Supplied entries.
***

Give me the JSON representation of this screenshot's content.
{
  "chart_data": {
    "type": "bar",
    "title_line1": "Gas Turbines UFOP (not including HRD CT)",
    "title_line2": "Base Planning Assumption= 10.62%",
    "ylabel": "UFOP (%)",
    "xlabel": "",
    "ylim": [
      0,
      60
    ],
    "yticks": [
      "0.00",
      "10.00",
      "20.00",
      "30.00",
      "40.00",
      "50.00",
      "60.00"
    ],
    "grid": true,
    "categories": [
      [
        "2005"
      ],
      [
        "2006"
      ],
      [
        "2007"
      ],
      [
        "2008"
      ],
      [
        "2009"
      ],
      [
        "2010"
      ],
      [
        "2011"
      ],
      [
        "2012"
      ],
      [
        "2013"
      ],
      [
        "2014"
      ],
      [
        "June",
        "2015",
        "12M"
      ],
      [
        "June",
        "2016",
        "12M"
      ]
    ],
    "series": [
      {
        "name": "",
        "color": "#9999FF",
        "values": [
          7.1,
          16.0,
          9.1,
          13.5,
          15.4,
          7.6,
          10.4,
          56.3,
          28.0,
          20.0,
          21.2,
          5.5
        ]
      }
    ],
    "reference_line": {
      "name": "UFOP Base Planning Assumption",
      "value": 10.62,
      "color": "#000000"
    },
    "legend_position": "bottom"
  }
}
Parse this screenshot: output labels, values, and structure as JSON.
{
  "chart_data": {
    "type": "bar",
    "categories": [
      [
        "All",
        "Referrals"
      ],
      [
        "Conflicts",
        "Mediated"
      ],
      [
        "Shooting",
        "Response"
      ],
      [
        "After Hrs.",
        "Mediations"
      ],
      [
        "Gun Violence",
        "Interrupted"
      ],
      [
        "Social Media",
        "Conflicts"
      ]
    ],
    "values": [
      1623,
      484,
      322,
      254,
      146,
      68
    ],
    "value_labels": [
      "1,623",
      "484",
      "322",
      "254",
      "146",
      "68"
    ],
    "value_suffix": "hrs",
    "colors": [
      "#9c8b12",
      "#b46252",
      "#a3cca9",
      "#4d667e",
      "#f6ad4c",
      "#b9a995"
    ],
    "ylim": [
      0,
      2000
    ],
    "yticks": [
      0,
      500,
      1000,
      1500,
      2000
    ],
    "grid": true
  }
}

***

Your task.
Extract all lines that hold the word "name".

Reply.
        "name": "",
      "name": "UFOP Base Planning Assumption",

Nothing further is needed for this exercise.